§ **Task brief**
Write out the full set of records below exactly.

== Data

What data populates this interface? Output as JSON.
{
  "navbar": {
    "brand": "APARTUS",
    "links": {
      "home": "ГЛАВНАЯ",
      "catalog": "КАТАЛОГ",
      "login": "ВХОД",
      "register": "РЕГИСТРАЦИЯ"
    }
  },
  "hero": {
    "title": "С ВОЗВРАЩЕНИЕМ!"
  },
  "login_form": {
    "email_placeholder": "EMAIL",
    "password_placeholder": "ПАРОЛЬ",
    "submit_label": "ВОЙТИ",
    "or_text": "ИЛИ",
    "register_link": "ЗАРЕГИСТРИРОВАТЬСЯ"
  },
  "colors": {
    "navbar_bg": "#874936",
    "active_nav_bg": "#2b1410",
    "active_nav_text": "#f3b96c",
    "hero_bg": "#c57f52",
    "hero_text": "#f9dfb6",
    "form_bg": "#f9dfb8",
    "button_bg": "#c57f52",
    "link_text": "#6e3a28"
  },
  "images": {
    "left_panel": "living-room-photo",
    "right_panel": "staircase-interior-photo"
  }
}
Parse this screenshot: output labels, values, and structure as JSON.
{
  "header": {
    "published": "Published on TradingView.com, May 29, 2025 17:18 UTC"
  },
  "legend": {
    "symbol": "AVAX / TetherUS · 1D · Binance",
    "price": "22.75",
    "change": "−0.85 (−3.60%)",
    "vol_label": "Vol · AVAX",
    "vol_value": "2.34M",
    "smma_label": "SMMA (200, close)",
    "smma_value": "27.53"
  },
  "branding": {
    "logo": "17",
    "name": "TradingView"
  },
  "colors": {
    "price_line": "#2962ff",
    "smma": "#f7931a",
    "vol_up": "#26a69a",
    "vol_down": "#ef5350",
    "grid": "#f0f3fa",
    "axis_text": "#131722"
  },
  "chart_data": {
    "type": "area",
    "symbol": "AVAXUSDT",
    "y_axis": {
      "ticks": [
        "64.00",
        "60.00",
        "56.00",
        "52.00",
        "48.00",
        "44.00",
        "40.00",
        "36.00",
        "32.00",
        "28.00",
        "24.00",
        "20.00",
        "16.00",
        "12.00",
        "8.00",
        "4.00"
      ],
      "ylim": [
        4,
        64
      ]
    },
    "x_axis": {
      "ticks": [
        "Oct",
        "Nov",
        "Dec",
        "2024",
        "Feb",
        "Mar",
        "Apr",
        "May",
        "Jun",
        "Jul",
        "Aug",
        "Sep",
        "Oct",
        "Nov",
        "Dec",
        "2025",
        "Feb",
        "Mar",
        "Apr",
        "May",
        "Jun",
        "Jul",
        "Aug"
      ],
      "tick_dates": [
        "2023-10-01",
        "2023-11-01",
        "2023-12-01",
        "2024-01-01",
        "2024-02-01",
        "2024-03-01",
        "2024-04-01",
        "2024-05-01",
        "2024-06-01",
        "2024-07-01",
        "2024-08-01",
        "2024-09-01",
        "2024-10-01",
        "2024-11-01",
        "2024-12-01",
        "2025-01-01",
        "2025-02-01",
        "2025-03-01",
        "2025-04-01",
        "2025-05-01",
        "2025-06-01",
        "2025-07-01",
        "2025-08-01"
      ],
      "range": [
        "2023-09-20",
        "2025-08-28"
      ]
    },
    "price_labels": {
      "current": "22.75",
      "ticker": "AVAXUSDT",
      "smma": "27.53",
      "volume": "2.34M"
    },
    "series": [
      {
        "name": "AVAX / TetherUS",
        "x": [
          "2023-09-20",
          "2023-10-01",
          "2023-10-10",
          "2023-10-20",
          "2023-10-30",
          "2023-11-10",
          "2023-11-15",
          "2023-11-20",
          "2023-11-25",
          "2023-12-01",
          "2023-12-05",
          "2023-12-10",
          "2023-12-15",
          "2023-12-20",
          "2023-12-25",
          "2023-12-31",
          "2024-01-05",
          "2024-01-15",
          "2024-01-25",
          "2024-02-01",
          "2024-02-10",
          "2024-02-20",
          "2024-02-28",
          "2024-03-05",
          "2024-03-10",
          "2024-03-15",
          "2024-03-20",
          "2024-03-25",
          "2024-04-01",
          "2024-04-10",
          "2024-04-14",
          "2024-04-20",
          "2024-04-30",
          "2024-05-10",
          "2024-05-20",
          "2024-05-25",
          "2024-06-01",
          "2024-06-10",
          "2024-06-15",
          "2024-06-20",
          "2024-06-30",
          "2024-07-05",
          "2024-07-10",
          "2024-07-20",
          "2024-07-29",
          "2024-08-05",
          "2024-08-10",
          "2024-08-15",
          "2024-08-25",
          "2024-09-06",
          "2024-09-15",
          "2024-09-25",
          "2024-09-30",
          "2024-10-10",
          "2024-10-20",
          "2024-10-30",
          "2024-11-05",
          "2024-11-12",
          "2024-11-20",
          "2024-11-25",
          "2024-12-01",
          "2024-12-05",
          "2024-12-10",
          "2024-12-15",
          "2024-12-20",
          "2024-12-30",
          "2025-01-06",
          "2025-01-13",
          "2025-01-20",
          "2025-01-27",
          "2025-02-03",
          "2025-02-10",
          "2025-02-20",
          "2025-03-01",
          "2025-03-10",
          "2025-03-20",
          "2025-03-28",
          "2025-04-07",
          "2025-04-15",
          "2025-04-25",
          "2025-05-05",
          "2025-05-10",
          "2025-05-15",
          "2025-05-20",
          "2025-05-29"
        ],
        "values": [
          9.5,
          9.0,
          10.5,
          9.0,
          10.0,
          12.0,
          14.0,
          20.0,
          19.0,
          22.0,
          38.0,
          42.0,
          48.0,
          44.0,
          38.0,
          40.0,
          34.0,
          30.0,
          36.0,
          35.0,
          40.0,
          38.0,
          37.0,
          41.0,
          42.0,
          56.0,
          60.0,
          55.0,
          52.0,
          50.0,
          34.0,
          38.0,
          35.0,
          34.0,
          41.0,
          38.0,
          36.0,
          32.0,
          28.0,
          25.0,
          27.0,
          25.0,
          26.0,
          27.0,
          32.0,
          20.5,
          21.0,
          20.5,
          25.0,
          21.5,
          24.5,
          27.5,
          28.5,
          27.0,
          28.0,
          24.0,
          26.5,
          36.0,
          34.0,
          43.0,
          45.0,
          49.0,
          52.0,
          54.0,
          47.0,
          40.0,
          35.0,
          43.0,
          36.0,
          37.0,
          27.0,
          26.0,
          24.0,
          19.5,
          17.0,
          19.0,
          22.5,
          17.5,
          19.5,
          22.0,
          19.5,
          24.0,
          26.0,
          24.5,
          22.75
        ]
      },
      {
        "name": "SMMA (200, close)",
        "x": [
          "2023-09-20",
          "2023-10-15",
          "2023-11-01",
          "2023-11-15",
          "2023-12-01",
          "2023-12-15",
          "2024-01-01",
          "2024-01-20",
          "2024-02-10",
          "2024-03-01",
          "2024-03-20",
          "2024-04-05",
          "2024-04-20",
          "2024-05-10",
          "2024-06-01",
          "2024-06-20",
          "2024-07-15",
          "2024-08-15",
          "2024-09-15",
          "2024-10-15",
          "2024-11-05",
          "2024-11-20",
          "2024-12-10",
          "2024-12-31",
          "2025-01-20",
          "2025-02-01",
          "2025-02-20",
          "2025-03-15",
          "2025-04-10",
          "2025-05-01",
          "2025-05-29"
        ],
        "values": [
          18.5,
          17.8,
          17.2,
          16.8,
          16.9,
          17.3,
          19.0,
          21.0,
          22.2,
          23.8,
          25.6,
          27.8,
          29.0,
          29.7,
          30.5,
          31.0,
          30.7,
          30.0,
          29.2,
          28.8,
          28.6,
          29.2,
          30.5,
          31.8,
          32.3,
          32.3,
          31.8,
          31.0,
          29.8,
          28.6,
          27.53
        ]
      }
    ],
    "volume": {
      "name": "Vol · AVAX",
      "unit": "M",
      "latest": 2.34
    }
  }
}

====

§ **Result of the task**
What data populates this interface? Output as JSON.
{
  "navbar": {
    "brand": "APARTUS",
    "links": {
      "home": "ГЛАВНАЯ",
      "catalog": "КАТАЛОГ",
      "login": "ВХОД",
      "register": "РЕГИСТРАЦИЯ"
    }
  },
  "hero": {
    "title": "С ВОЗВРАЩЕНИЕМ!"
  },
  "login_form": {
    "email_placeholder": "EMAIL",
    "password_placeholder": "ПАРОЛЬ",
    "submit_label": "ВОЙТИ",
    "or_text": "ИЛИ",
    "register_link": "ЗАРЕГИСТРИРОВАТЬСЯ"
  },
  "colors": {
    "navbar_bg": "#874936",
    "active_nav_bg": "#2b1410",
    "active_nav_text": "#f3b96c",
    "hero_bg": "#c57f52",
    "hero_text": "#f9dfb6",
    "form_bg": "#f9dfb8",
    "button_bg": "#c57f52",
    "link_text": "#6e3a28"
  },
  "images": {
    "left_panel": "living-room-photo",
    "right_panel": "staircase-interior-photo"
  }
}
Parse this screenshot: output labels, values, and structure as JSON.
{
  "header": {
    "published": "Published on TradingView.com, May 29, 2025 17:18 UTC"
  },
  "legend": {
    "symbol": "AVAX / TetherUS · 1D · Binance",
    "price": "22.75",
    "change": "−0.85 (−3.60%)",
    "vol_label": "Vol · AVAX",
    "vol_value": "2.34M",
    "smma_label": "SMMA (200, close)",
    "smma_value": "27.53"
  },
  "branding": {
    "logo": "17",
    "name": "TradingView"
  },
  "colors": {
    "price_line": "#2962ff",
    "smma": "#f7931a",
    "vol_up": "#26a69a",
    "vol_down": "#ef5350",
    "grid": "#f0f3fa",
    "axis_text": "#131722"
  },
  "chart_data": {
    "type": "area",
    "symbol": "AVAXUSDT",
    "y_axis": {
      "ticks": [
        "64.00",
        "60.00",
        "56.00",
        "52.00",
        "48.00",
        "44.00",
        "40.00",
        "36.00",
        "32.00",
        "28.00",
        "24.00",
        "20.00",
        "16.00",
        "12.00",
        "8.00",
        "4.00"
      ],
      "ylim": [
        4,
        64
      ]
    },
    "x_axis": {
      "ticks": [
        "Oct",
        "Nov",
        "Dec",
        "2024",
        "Feb",
        "Mar",
        "Apr",
        "May",
        "Jun",
        "Jul",
        "Aug",
        "Sep",
        "Oct",
        "Nov",
        "Dec",
        "2025",
        "Feb",
        "Mar",
        "Apr",
        "May",
        "Jun",
        "Jul",
        "Aug"
      ],
      "tick_dates": [
        "2023-10-01",
        "2023-11-01",
        "2023-12-01",
        "2024-01-01",
        "2024-02-01",
        "2024-03-01",
        "2024-04-01",
        "2024-05-01",
        "2024-06-01",
        "2024-07-01",
        "2024-08-01",
        "2024-09-01",
        "2024-10-01",
        "2024-11-01",
        "2024-12-01",
        "2025-01-01",
        "2025-02-01",
        "2025-03-01",
        "2025-04-01",
        "2025-05-01",
        "2025-06-01",
        "2025-07-01",
        "2025-08-01"
      ],
      "range": [
        "2023-09-20",
        "2025-08-28"
      ]
    },
    "price_labels": {
      "current": "22.75",
      "ticker": "AVAXUSDT",
      "smma": "27.53",
      "volume": "2.34M"
    },
    "series": [
      {
        "name": "AVAX / TetherUS",
        "x": [
          "2023-09-20",
          "2023-10-01",
          "2023-10-10",
          "2023-10-20",
          "2023-10-30",
          "2023-11-10",
          "2023-11-15",
          "2023-11-20",
          "2023-11-25",
          "2023-12-01",
          "2023-12-05",
          "2023-12-10",
          "2023-12-15",
          "2023-12-20",
          "2023-12-25",
          "2023-12-31",
          "2024-01-05",
          "2024-01-15",
          "2024-01-25",
          "2024-02-01",
          "2024-02-10",
          "2024-02-20",
          "2024-02-28",
          "2024-03-05",
          "2024-03-10",
          "2024-03-15",
          "2024-03-20",
          "2024-03-25",
          "2024-04-01",
          "2024-04-10",
          "2024-04-14",
          "2024-04-20",
          "2024-04-30",
          "2024-05-10",
          "2024-05-20",
          "2024-05-25",
          "2024-06-01",
          "2024-06-10",
          "2024-06-15",
          "2024-06-20",
          "2024-06-30",
          "2024-07-05",
          "2024-07-10",
          "2024-07-20",
          "2024-07-29",
          "2024-08-05",
          "2024-08-10",
          "2024-08-15",
          "2024-08-25",
          "2024-09-06",
          "2024-09-15",
          "2024-09-25",
          "2024-09-30",
          "2024-10-10",
          "2024-10-20",
          "2024-10-30",
          "2024-11-05",
          "2024-11-12",
          "2024-11-20",
          "2024-11-25",
          "2024-12-01",
          "2024-12-05",
          "2024-12-10",
          "2024-12-15",
          "2024-12-20",
          "2024-12-30",
          "2025-01-06",
          "2025-01-13",
          "2025-01-20",
          "2025-01-27",
          "2025-02-03",
          "2025-02-10",
          "2025-02-20",
          "2025-03-01",
          "2025-03-10",
          "2025-03-20",
          "2025-03-28",
          "2025-04-07",
          "2025-04-15",
          "2025-04-25",
          "2025-05-05",
          "2025-05-10",
          "2025-05-15",
          "2025-05-20",
          "2025-05-29"
        ],
        "values": [
          9.5,
          9.0,
          10.5,
          9.0,
          10.0,
          12.0,
          14.0,
          20.0,
          19.0,
          22.0,
          38.0,
          42.0,
          48.0,
          44.0,
          38.0,
          40.0,
          34.0,
          30.0,
          36.0,
          35.0,
          40.0,
          38.0,
          37.0,
          41.0,
          42.0,
          56.0,
          60.0,
          55.0,
          52.0,
          50.0,
          34.0,
          38.0,
          35.0,
          34.0,
          41.0,
          38.0,
          36.0,
          32.0,
          28.0,
          25.0,
          27.0,
          25.0,
          26.0,
          27.0,
          32.0,
          20.5,
          21.0,
          20.5,
          25.0,
          21.5,
          24.5,
          27.5,
          28.5,
          27.0,
          28.0,
          24.0,
          26.5,
          36.0,
          34.0,
          43.0,
          45.0,
          49.0,
          52.0,
          54.0,
          47.0,
          40.0,
          35.0,
          43.0,
          36.0,
          37.0,
          27.0,
          26.0,
          24.0,
          19.5,
          17.0,
          19.0,
          22.5,
          17.5,
          19.5,
          22.0,
          19.5,
          24.0,
          26.0,
          24.5,
          22.75
        ]
      },
      {
        "name": "SMMA (200, close)",
        "x": [
          "2023-09-20",
          "2023-10-15",
          "2023-11-01",
          "2023-11-15",
          "2023-12-01",
          "2023-12-15",
          "2024-01-01",
          "2024-01-20",
          "2024-02-10",
          "2024-03-01",
          "2024-03-20",
          "2024-04-05",
          "2024-04-20",
          "2024-05-10",
          "2024-06-01",
          "2024-06-20",
          "2024-07-15",
          "2024-08-15",
          "2024-09-15",
          "2024-10-15",
          "2024-11-05",
          "2024-11-20",
          "2024-12-10",
          "2024-12-31",
          "2025-01-20",
          "2025-02-01",
          "2025-02-20",
          "2025-03-15",
          "2025-04-10",
          "2025-05-01",
          "2025-05-29"
        ],
        "values": [
          18.5,
          17.8,
          17.2,
          16.8,
          16.9,
          17.3,
          19.0,
          21.0,
          22.2,
          23.8,
          25.6,
          27.8,
          29.0,
          29.7,
          30.5,
          31.0,
          30.7,
          30.0,
          29.2,
          28.8,
          28.6,
          29.2,
          30.5,
          31.8,
          32.3,
          32.3,
          31.8,
          31.0,
          29.8,
          28.6,
          27.53
        ]
      }
    ],
    "volume": {
      "name": "Vol · AVAX",
      "unit": "M",
      "latest": 2.34
    }
  }
}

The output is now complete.